**DIRECTION**
Exactly the lines from the line containing "What does this" through the final line of the entries below must be returned, and only those, without pictures.

......

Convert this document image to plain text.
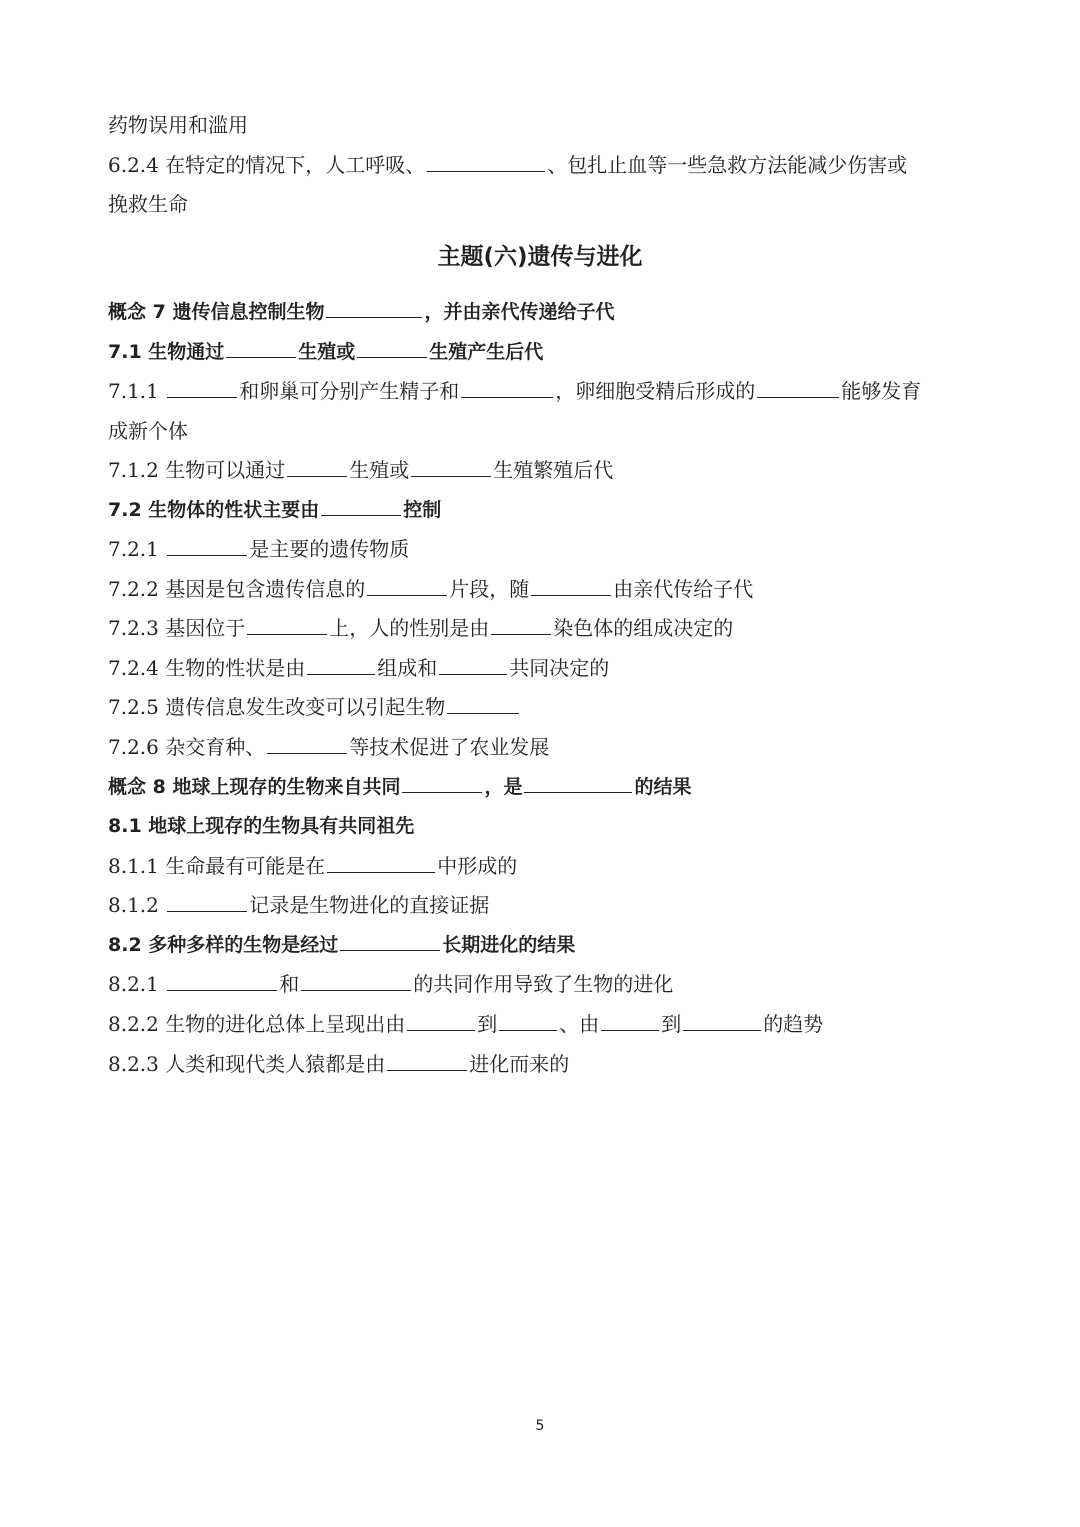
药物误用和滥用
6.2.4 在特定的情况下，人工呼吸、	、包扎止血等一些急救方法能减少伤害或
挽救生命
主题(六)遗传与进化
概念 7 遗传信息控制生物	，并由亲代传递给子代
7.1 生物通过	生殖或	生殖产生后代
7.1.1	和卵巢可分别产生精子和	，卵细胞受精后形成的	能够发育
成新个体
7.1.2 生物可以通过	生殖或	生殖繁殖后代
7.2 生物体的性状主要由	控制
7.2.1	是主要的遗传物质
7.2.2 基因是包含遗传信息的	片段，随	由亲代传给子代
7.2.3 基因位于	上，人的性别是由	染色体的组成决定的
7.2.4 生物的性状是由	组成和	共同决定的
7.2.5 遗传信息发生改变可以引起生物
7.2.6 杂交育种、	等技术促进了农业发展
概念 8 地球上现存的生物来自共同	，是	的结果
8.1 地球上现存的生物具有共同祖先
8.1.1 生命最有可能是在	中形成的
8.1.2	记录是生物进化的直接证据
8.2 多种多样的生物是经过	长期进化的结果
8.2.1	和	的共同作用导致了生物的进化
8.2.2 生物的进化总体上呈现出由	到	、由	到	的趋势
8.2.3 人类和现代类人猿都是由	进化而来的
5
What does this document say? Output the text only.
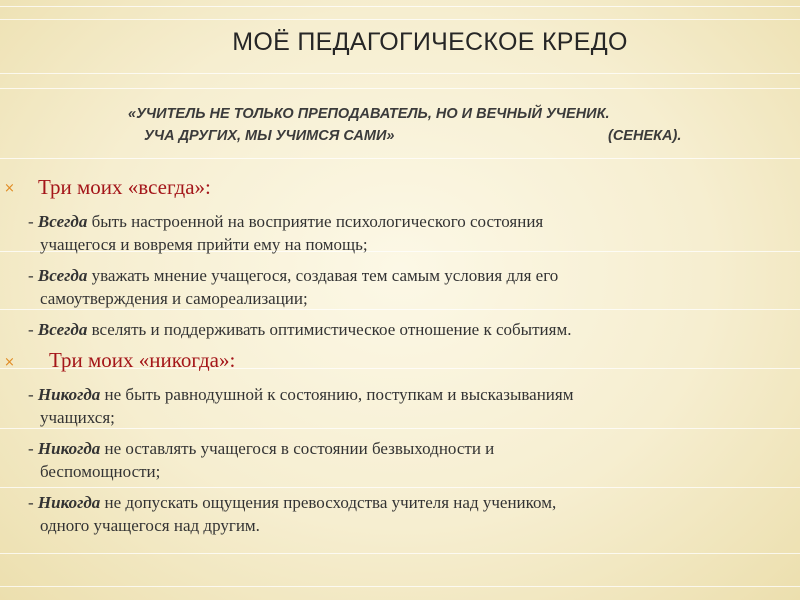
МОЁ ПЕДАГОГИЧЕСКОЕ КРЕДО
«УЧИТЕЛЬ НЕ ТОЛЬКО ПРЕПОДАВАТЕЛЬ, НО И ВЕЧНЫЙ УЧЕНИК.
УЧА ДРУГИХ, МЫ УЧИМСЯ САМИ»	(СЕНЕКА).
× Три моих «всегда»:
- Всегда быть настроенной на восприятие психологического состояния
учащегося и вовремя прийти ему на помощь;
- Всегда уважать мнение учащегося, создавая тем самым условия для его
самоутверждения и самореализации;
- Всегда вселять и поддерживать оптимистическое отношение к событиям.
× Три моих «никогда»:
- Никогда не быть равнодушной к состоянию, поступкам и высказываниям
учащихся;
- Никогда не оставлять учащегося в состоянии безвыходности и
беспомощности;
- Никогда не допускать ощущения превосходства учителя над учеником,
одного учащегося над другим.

......

**RIGHT ANSWER**
What does this document say? Output the text only.
МОЁ ПЕДАГОГИЧЕСКОЕ КРЕДО
«УЧИТЕЛЬ НЕ ТОЛЬКО ПРЕПОДАВАТЕЛЬ, НО И ВЕЧНЫЙ УЧЕНИК.
УЧА ДРУГИХ, МЫ УЧИМСЯ САМИ»	(СЕНЕКА).
× Три моих «всегда»:
- Всегда быть настроенной на восприятие психологического состояния
учащегося и вовремя прийти ему на помощь;
- Всегда уважать мнение учащегося, создавая тем самым условия для его
самоутверждения и самореализации;
- Всегда вселять и поддерживать оптимистическое отношение к событиям.
× Три моих «никогда»:
- Никогда не быть равнодушной к состоянию, поступкам и высказываниям
учащихся;
- Никогда не оставлять учащегося в состоянии безвыходности и
беспомощности;
- Никогда не допускать ощущения превосходства учителя над учеником,
одного учащегося над другим.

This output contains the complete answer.